- **Task to complete**
All lines holding the word "Barcelona" in the listing below need to be copied.

======== Data provided

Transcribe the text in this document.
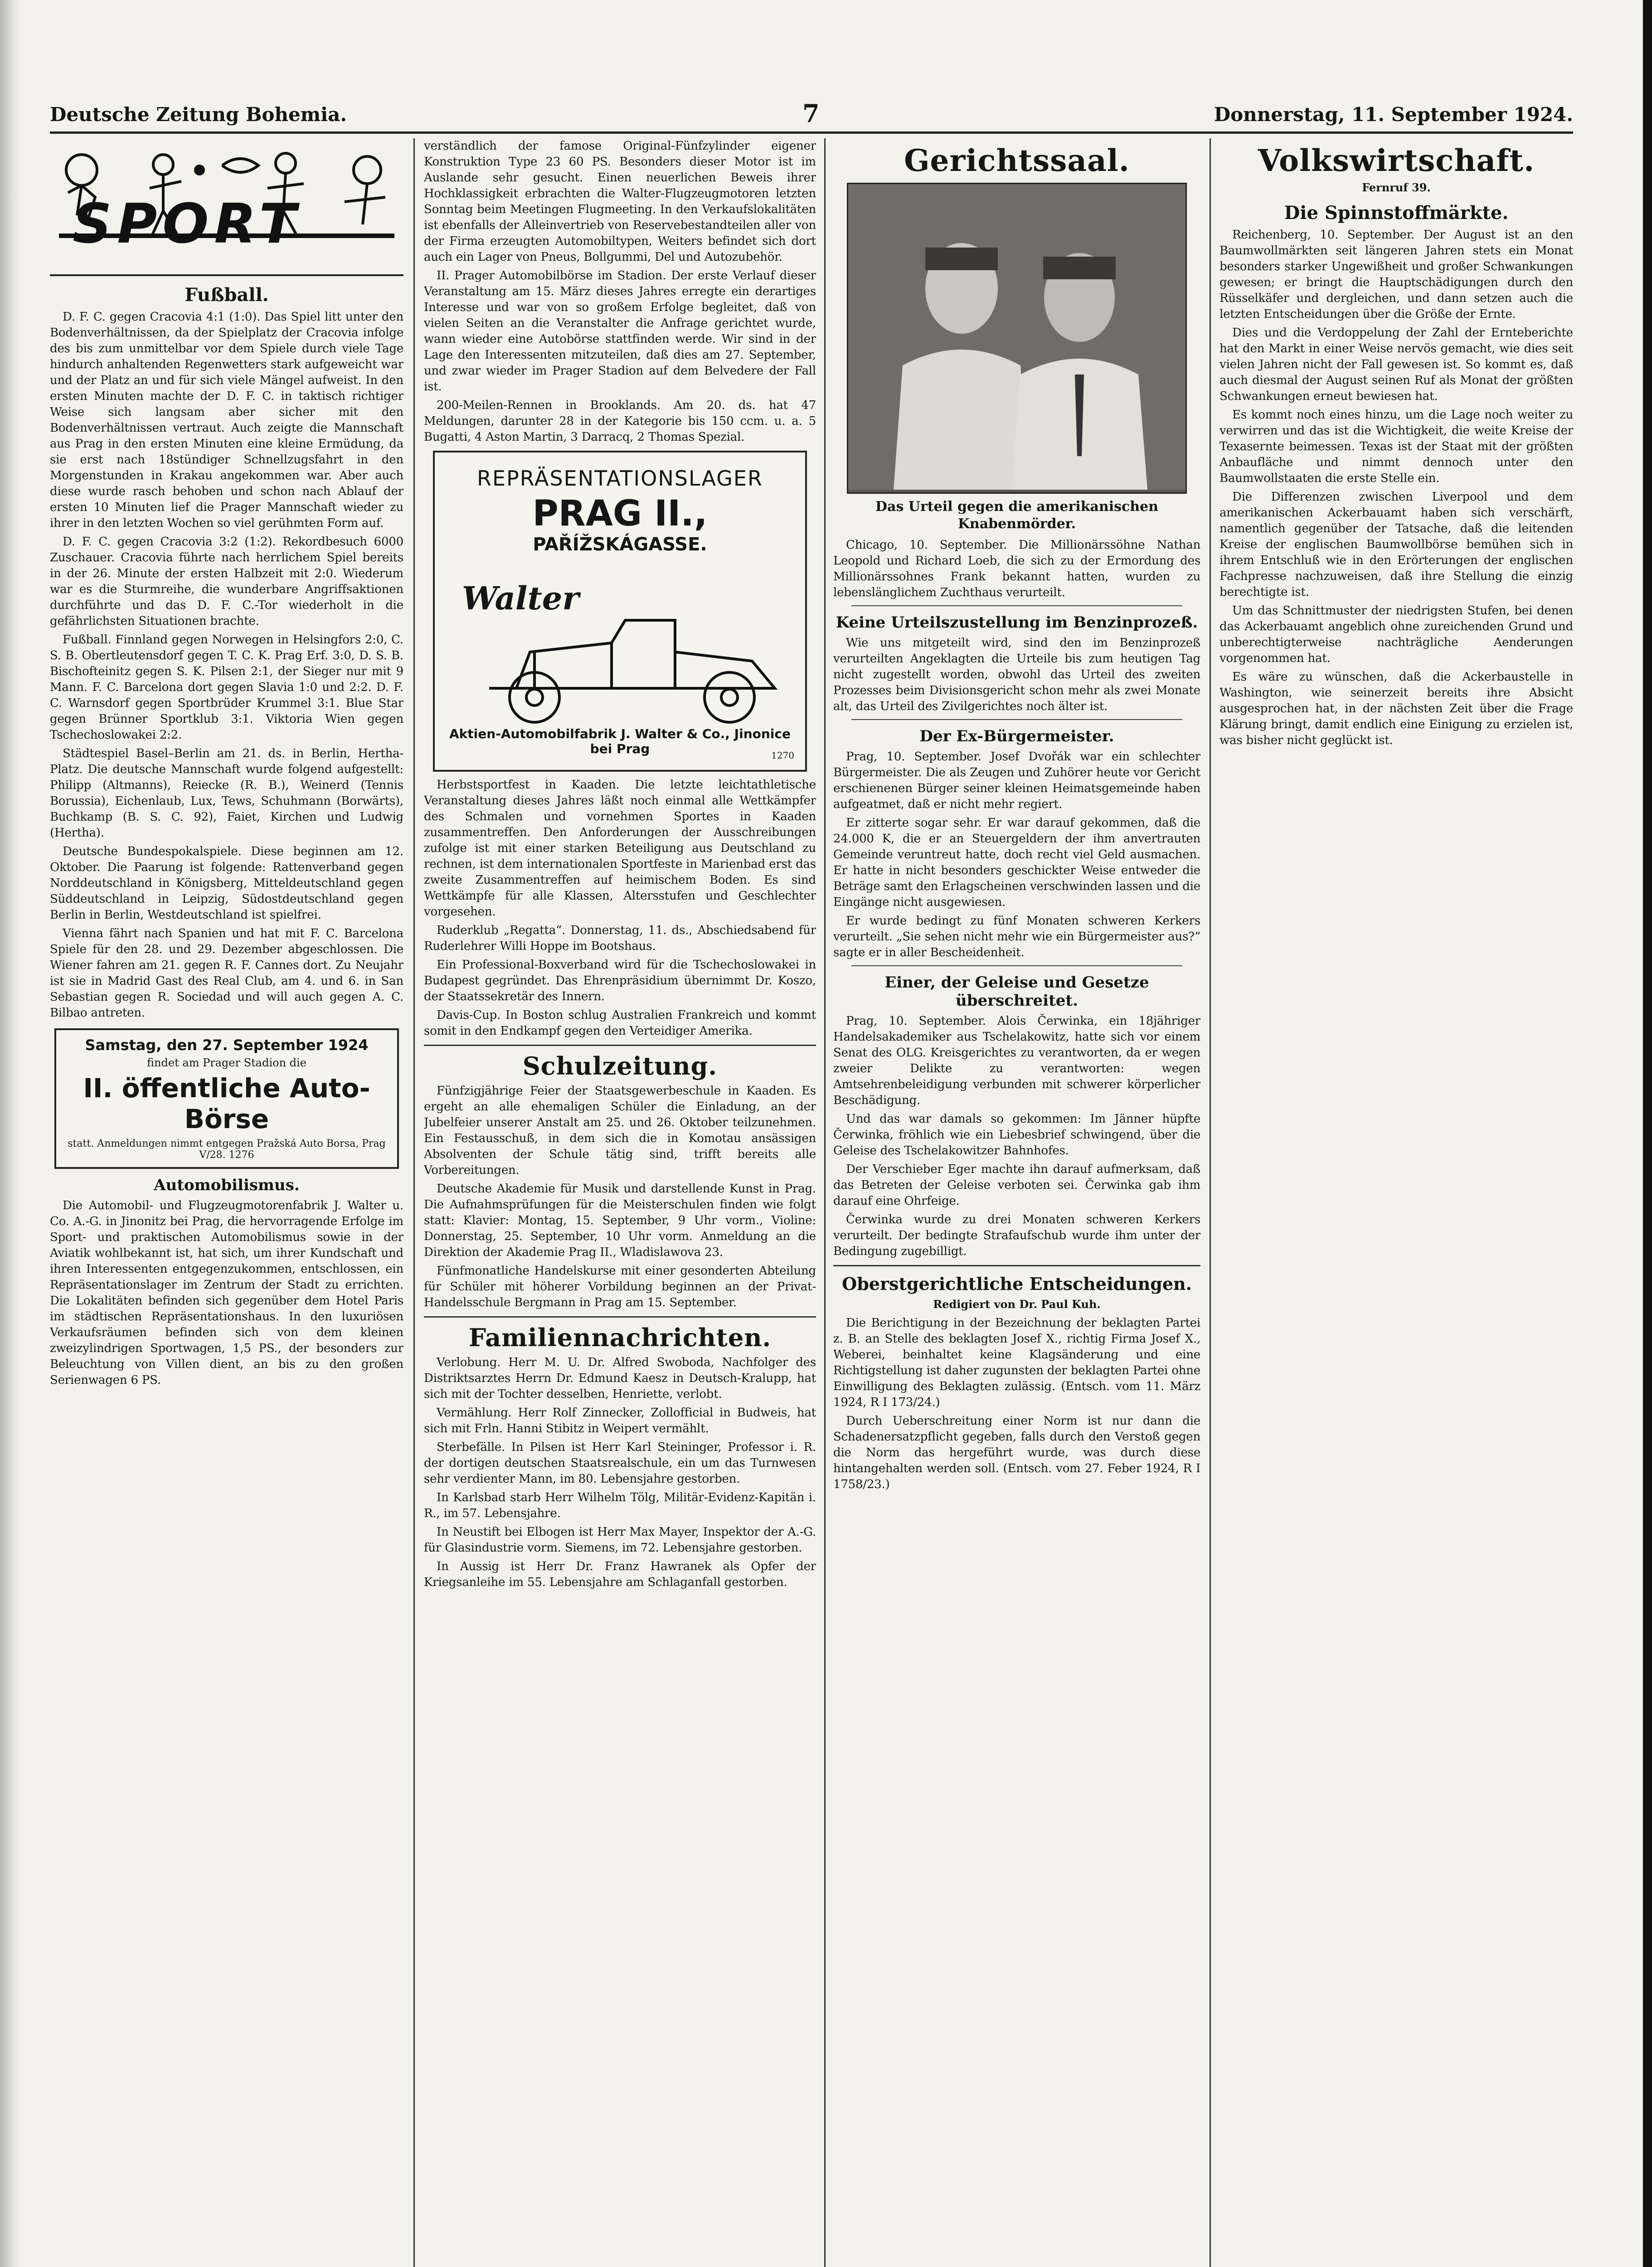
Deutsche Zeitung Bohemia.	7	Donnerstag, 11. September 1924.
SPORT
Fußball.

D. F. C. gegen Cracovia 4:1 (1:0). Das Spiel litt unter den Bodenverhältnissen, da der Spielplatz der Cracovia infolge des bis zum unmittelbar vor dem Spiele durch viele Tage hindurch anhaltenden Regenwetters stark aufgeweicht war und der Platz an und für sich viele Mängel aufweist. In den ersten Minuten machte der D. F. C. in taktisch richtiger Weise sich langsam aber sicher mit den Bodenverhältnissen vertraut. Auch zeigte die Mannschaft aus Prag in den ersten Minuten eine kleine Ermüdung, da sie erst nach 18stündiger Schnellzugsfahrt in den Morgenstunden in Krakau angekommen war. Aber auch diese wurde rasch behoben und schon nach Ablauf der ersten 10 Minuten lief die Prager Mannschaft wieder zu ihrer in den letzten Wochen so viel gerühmten Form auf.

D. F. C. gegen Cracovia 3:2 (1:2). Rekordbesuch 6000 Zuschauer. Cracovia führte nach herrlichem Spiel bereits in der 26. Minute der ersten Halbzeit mit 2:0. Wiederum war es die Sturmreihe, die wunderbare Angriffsaktionen durchführte und das D. F. C.-Tor wiederholt in die gefährlichsten Situationen brachte.

Fußball. Finnland gegen Norwegen in Helsingfors 2:0, C. S. B. Obertleutensdorf gegen T. C. K. Prag Erf. 3:0, D. S. B. Bischofteinitz gegen S. K. Pilsen 2:1, der Sieger nur mit 9 Mann. F. C. Barcelona dort gegen Slavia 1:0 und 2:2. D. F. C. Warnsdorf gegen Sportbrüder Krummel 3:1. Blue Star gegen Brünner Sportklub 3:1. Viktoria Wien gegen Tschechoslowakei 2:2.

Städtespiel Basel–Berlin am 21. ds. in Berlin, Hertha-Platz. Die deutsche Mannschaft wurde folgend aufgestellt: Philipp (Altmanns), Reiecke (R. B.), Weinerd (Tennis Borussia), Eichenlaub, Lux, Tews, Schuhmann (Borwärts), Buchkamp (B. S. C. 92), Faiet, Kirchen und Ludwig (Hertha).

Deutsche Bundespokalspiele. Diese beginnen am 12. Oktober. Die Paarung ist folgende: Rattenverband gegen Norddeutschland in Königsberg, Mitteldeutschland gegen Süddeutschland in Leipzig, Südostdeutschland gegen Berlin in Berlin, Westdeutschland ist spielfrei.

Vienna fährt nach Spanien und hat mit F. C. Barcelona Spiele für den 28. und 29. Dezember abgeschlossen. Die Wiener fahren am 21. gegen R. F. Cannes dort. Zu Neujahr ist sie in Madrid Gast des Real Club, am 4. und 6. in San Sebastian gegen R. Sociedad und will auch gegen A. C. Bilbao antreten.

Samstag, den 27. September 1924
findet am Prager Stadion die
II. öffentliche Auto-Börse
statt. Anmeldungen nimmt entgegen Pražská Auto Borsa, Prag V/28. 1276
Automobilismus.

Die Automobil- und Flugzeugmotorenfabrik J. Walter u. Co. A.-G. in Jinonitz bei Prag, die hervorragende Erfolge im Sport- und praktischen Automobilismus sowie in der Aviatik wohlbekannt ist, hat sich, um ihrer Kundschaft und ihren Interessenten entgegenzukommen, entschlossen, ein Repräsentationslager im Zentrum der Stadt zu errichten. Die Lokalitäten befinden sich gegenüber dem Hotel Paris im städtischen Repräsentationshaus. In den luxuriösen Verkaufsräumen befinden sich von dem kleinen zweizylindrigen Sportwagen, 1,5 PS., der besonders zur Beleuchtung von Villen dient, an bis zu den großen Serienwagen 6 PS.

verständlich der famose Original-Fünfzylinder eigener Konstruktion Type 23 60 PS. Besonders dieser Motor ist im Auslande sehr gesucht. Einen neuerlichen Beweis ihrer Hochklassigkeit erbrachten die Walter-Flugzeugmotoren letzten Sonntag beim Meetingen Flugmeeting. In den Verkaufslokalitäten ist ebenfalls der Alleinvertrieb von Reservebestandteilen aller von der Firma erzeugten Automobiltypen, Weiters befindet sich dort auch ein Lager von Pneus, Bollgummi, Del und Autozubehör.

II. Prager Automobilbörse im Stadion. Der erste Verlauf dieser Veranstaltung am 15. März dieses Jahres erregte ein derartiges Interesse und war von so großem Erfolge begleitet, daß von vielen Seiten an die Veranstalter die Anfrage gerichtet wurde, wann wieder eine Autobörse stattfinden werde. Wir sind in der Lage den Interessenten mitzuteilen, daß dies am 27. September, und zwar wieder im Prager Stadion auf dem Belvedere der Fall ist.

200-Meilen-Rennen in Brooklands. Am 20. ds. hat 47 Meldungen, darunter 28 in der Kategorie bis 150 ccm. u. a. 5 Bugatti, 4 Aston Martin, 3 Darracq, 2 Thomas Spezial.

REPRÄSENTATIONSLAGER
PRAG II.,
PAŘÍŽSKÁGASSE.
Walter
Aktien-Automobilfabrik J. Walter & Co., Jinonice bei Prag	1270

Herbstsportfest in Kaaden. Die letzte leichtathletische Veranstaltung dieses Jahres läßt noch einmal alle Wettkämpfer des Schmalen und vornehmen Sportes in Kaaden zusammentreffen. Den Anforderungen der Ausschreibungen zufolge ist mit einer starken Beteiligung aus Deutschland zu rechnen, ist dem internationalen Sportfeste in Marienbad erst das zweite Zusammentreffen auf heimischem Boden. Es sind Wettkämpfe für alle Klassen, Altersstufen und Geschlechter vorgesehen.

Ruderklub „Regatta“. Donnerstag, 11. ds., Abschiedsabend für Ruderlehrer Willi Hoppe im Bootshaus.

Ein Professional-Boxverband wird für die Tschechoslowakei in Budapest gegründet. Das Ehrenpräsidium übernimmt Dr. Koszo, der Staatssekretär des Innern.

Davis-Cup. In Boston schlug Australien Frankreich und kommt somit in den Endkampf gegen den Verteidiger Amerika.

Schulzeitung.

Fünfzigjährige Feier der Staatsgewerbeschule in Kaaden. Es ergeht an alle ehemaligen Schüler die Einladung, an der Jubelfeier unserer Anstalt am 25. und 26. Oktober teilzunehmen. Ein Festausschuß, in dem sich die in Komotau ansässigen Absolventen der Schule tätig sind, trifft bereits alle Vorbereitungen.

Deutsche Akademie für Musik und darstellende Kunst in Prag. Die Aufnahmsprüfungen für die Meisterschulen finden wie folgt statt: Klavier: Montag, 15. September, 9 Uhr vorm., Violine: Donnerstag, 25. September, 10 Uhr vorm. Anmeldung an die Direktion der Akademie Prag II., Wladislawova 23.

Fünfmonatliche Handelskurse mit einer gesonderten Abteilung für Schüler mit höherer Vorbildung beginnen an der Privat-Handelsschule Bergmann in Prag am 15. September.

Familiennachrichten.

Verlobung. Herr M. U. Dr. Alfred Swoboda, Nachfolger des Distriktsarztes Herrn Dr. Edmund Kaesz in Deutsch-Kralupp, hat sich mit der Tochter desselben, Henriette, verlobt.

Vermählung. Herr Rolf Zinnecker, Zollofficial in Budweis, hat sich mit Frln. Hanni Stibitz in Weipert vermählt.

Sterbefälle. In Pilsen ist Herr Karl Steininger, Professor i. R. der dortigen deutschen Staatsrealschule, ein um das Turnwesen sehr verdienter Mann, im 80. Lebensjahre gestorben.

In Karlsbad starb Herr Wilhelm Tölg, Militär-Evidenz-Kapitän i. R., im 57. Lebensjahre.

In Neustift bei Elbogen ist Herr Max Mayer, Inspektor der A.-G. für Glasindustrie vorm. Siemens, im 72. Lebensjahre gestorben.

In Aussig ist Herr Dr. Franz Hawranek als Opfer der Kriegsanleihe im 55. Lebensjahre am Schlaganfall gestorben.

Gerichtssaal.
Das Urteil gegen die amerikanischen Knabenmörder.

Chicago, 10. September. Die Millionärssöhne Nathan Leopold und Richard Loeb, die sich zu der Ermordung des Millionärssohnes Frank bekannt hatten, wurden zu lebenslänglichem Zuchthaus verurteilt.

Keine Urteilszustellung im Benzinprozeß.

Wie uns mitgeteilt wird, sind den im Benzinprozeß verurteilten Angeklagten die Urteile bis zum heutigen Tag nicht zugestellt worden, obwohl das Urteil des zweiten Prozesses beim Divisionsgericht schon mehr als zwei Monate alt, das Urteil des Zivilgerichtes noch älter ist.

Der Ex-Bürgermeister.

Prag, 10. September. Josef Dvořák war ein schlechter Bürgermeister. Die als Zeugen und Zuhörer heute vor Gericht erschienenen Bürger seiner kleinen Heimatsgemeinde haben aufgeatmet, daß er nicht mehr regiert.

Er zitterte sogar sehr. Er war darauf gekommen, daß die 24.000 K, die er an Steuergeldern der ihm anvertrauten Gemeinde veruntreut hatte, doch recht viel Geld ausmachen. Er hatte in nicht besonders geschickter Weise entweder die Beträge samt den Erlagscheinen verschwinden lassen und die Eingänge nicht ausgewiesen.

Er wurde bedingt zu fünf Monaten schweren Kerkers verurteilt. „Sie sehen nicht mehr wie ein Bürgermeister aus?“ sagte er in aller Bescheidenheit.

Einer, der Geleise und Gesetze überschreitet.

Prag, 10. September. Alois Čerwinka, ein 18jähriger Handelsakademiker aus Tschelakowitz, hatte sich vor einem Senat des OLG. Kreisgerichtes zu verantworten, da er wegen zweier Delikte zu verantworten: wegen Amtsehrenbeleidigung verbunden mit schwerer körperlicher Beschädigung.

Und das war damals so gekommen: Im Jänner hüpfte Čerwinka, fröhlich wie ein Liebesbrief schwingend, über die Geleise des Tschelakowitzer Bahnhofes.

Der Verschieber Eger machte ihn darauf aufmerksam, daß das Betreten der Geleise verboten sei. Čerwinka gab ihm darauf eine Ohrfeige.

Čerwinka wurde zu drei Monaten schweren Kerkers verurteilt. Der bedingte Strafaufschub wurde ihm unter der Bedingung zugebilligt.

Oberstgerichtliche Entscheidungen.
Redigiert von Dr. Paul Kuh.

Die Berichtigung in der Bezeichnung der beklagten Partei z. B. an Stelle des beklagten Josef X., richtig Firma Josef X., Weberei, beinhaltet keine Klagsänderung und eine Richtigstellung ist daher zugunsten der beklagten Partei ohne Einwilligung des Beklagten zulässig. (Entsch. vom 11. März 1924, R I 173/24.)

Durch Ueberschreitung einer Norm ist nur dann die Schadenersatzpflicht gegeben, falls durch den Verstoß gegen die Norm das hergeführt wurde, was durch diese hintangehalten werden soll. (Entsch. vom 27. Feber 1924, R I 1758/23.)

Volkswirtschaft.
Fernruf 39.
Die Spinnstoffmärkte.

Reichenberg, 10. September. Der August ist an den Baumwollmärkten seit längeren Jahren stets ein Monat besonders starker Ungewißheit und großer Schwankungen gewesen; er bringt die Hauptschädigungen durch den Rüsselkäfer und dergleichen, und dann setzen auch die letzten Entscheidungen über die Größe der Ernte.

Dies und die Verdoppelung der Zahl der Ernteberichte hat den Markt in einer Weise nervös gemacht, wie dies seit vielen Jahren nicht der Fall gewesen ist. So kommt es, daß auch diesmal der August seinen Ruf als Monat der größten Schwankungen erneut bewiesen hat.

Es kommt noch eines hinzu, um die Lage noch weiter zu verwirren und das ist die Wichtigkeit, die weite Kreise der Texasernte beimessen. Texas ist der Staat mit der größten Anbaufläche und nimmt dennoch unter den Baumwollstaaten die erste Stelle ein.

Die Differenzen zwischen Liverpool und dem amerikanischen Ackerbauamt haben sich verschärft, namentlich gegenüber der Tatsache, daß die leitenden Kreise der englischen Baumwollbörse bemühen sich in ihrem Entschluß wie in den Erörterungen der englischen Fachpresse nachzuweisen, daß ihre Stellung die einzig berechtigte ist.

Um das Schnittmuster der niedrigsten Stufen, bei denen das Ackerbauamt angeblich ohne zureichenden Grund und unberechtigterweise nachträgliche Aenderungen vorgenommen hat.

Es wäre zu wünschen, daß die Ackerbaustelle in Washington, wie seinerzeit bereits ihre Absicht ausgesprochen hat, in der nächsten Zeit über die Frage Klärung bringt, damit endlich eine Einigung zu erzielen ist, was bisher nicht geglückt ist.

================

- **Written answer**
Fußball. Finnland gegen Norwegen in Helsingfors 2:0, C. S. B. Obertleutensdorf gegen T. C. K. Prag Erf. 3:0, D. S. B. Bischofteinitz gegen S. K. Pilsen 2:1, der Sieger nur mit 9 Mann. F. C. Barcelona dort gegen Slavia 1:0 und 2:2. D. F. C. Warnsdorf gegen Sportbrüder Krummel 3:1. Blue Star gegen Brünner Sportklub 3:1. Viktoria Wien gegen Tschechoslowakei 2:2.
Vienna fährt nach Spanien und hat mit F. C. Barcelona Spiele für den 28. und 29. Dezember abgeschlossen. Die Wiener fahren am 21. gegen R. F. Cannes dort. Zu Neujahr ist sie in Madrid Gast des Real Club, am 4. und 6. in San Sebastian gegen R. Sociedad und will auch gegen A. C. Bilbao antreten.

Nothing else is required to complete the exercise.